■ **Rows from a dataset**:
----

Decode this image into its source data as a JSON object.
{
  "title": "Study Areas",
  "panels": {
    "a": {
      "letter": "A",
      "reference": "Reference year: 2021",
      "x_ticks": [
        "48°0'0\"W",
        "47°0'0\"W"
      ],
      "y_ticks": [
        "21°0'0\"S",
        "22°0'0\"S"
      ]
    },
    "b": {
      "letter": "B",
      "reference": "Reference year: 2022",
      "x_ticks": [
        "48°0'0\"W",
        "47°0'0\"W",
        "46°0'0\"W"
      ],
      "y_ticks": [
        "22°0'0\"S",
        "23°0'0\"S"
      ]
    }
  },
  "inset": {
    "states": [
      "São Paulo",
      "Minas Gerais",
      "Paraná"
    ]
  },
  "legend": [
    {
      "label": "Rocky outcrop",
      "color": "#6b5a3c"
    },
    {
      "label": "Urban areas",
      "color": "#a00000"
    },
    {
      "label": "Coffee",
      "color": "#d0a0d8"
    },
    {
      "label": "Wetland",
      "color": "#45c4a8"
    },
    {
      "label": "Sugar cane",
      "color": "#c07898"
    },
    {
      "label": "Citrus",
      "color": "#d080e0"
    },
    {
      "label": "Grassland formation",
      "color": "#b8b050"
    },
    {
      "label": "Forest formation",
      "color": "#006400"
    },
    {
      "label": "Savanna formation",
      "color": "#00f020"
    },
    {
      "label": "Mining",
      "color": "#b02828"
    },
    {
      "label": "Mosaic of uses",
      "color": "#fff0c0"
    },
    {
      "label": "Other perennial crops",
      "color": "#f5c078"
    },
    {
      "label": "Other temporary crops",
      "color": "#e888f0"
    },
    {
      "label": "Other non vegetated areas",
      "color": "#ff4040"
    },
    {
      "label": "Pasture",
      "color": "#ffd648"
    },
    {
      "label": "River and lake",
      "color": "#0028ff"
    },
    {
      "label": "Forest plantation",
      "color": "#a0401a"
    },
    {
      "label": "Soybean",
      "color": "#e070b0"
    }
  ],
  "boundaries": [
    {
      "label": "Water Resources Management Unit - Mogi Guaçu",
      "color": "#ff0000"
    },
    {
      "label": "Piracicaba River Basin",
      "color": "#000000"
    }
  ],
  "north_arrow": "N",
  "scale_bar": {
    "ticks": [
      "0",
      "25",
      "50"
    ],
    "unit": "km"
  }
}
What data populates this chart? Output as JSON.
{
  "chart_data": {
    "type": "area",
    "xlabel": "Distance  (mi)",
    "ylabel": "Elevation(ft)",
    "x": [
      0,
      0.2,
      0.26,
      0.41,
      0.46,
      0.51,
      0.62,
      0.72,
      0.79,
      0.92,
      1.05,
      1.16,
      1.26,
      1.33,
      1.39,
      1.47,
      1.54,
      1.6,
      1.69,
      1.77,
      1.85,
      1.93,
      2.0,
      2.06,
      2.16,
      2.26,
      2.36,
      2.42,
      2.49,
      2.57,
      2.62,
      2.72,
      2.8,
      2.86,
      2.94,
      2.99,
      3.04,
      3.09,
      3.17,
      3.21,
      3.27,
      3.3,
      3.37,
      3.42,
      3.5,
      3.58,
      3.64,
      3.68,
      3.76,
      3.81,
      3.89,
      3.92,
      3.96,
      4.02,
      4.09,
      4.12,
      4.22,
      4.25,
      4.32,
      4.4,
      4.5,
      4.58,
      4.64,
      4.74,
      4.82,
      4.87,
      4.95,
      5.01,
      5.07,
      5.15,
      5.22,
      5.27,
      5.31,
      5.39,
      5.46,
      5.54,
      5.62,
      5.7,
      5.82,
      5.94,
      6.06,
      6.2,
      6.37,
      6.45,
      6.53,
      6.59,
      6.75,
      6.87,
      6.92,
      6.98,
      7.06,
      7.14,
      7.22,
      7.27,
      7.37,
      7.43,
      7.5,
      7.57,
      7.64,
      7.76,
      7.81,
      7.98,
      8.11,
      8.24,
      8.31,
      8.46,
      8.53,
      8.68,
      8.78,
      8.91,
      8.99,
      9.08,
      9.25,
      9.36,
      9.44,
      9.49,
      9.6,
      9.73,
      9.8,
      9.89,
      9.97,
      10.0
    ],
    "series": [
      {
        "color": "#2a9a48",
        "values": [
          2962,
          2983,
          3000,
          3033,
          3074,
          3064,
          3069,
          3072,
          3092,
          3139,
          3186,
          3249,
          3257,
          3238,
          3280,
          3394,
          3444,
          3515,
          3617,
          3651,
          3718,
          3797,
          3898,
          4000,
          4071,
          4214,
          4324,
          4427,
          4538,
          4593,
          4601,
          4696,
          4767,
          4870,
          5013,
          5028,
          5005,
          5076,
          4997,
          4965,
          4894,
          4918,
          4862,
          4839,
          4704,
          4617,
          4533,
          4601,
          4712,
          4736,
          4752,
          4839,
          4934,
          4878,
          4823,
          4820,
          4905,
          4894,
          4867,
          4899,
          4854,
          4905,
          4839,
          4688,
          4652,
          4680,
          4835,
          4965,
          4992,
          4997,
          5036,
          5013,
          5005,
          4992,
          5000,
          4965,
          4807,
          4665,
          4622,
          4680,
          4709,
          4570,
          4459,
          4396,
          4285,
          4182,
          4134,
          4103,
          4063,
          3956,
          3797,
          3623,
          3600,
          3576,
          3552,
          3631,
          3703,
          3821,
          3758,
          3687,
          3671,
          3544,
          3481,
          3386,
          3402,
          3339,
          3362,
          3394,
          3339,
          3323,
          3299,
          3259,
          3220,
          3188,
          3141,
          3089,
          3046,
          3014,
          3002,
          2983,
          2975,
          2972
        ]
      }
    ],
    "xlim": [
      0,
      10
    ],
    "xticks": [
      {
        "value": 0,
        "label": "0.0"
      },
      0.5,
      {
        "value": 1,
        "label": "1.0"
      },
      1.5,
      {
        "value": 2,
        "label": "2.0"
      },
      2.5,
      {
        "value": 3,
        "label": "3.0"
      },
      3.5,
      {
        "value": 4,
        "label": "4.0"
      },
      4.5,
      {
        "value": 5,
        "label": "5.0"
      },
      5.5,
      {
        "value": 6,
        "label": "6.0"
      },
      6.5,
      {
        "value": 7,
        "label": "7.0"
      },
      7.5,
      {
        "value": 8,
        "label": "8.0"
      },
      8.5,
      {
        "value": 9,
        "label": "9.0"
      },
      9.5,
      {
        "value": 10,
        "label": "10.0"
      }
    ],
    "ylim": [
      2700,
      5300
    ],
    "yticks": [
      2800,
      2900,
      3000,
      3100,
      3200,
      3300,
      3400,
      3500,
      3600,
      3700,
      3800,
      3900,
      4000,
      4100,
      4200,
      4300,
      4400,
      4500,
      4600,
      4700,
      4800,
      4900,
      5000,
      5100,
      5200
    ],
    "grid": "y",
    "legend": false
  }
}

----

■ **Stated problem**: Lines that include the word "this" are to be extracted from the data above.

■ **Answer to the task**:
Decode this image into its source data as a JSON object.
What data populates this chart? Output as JSON.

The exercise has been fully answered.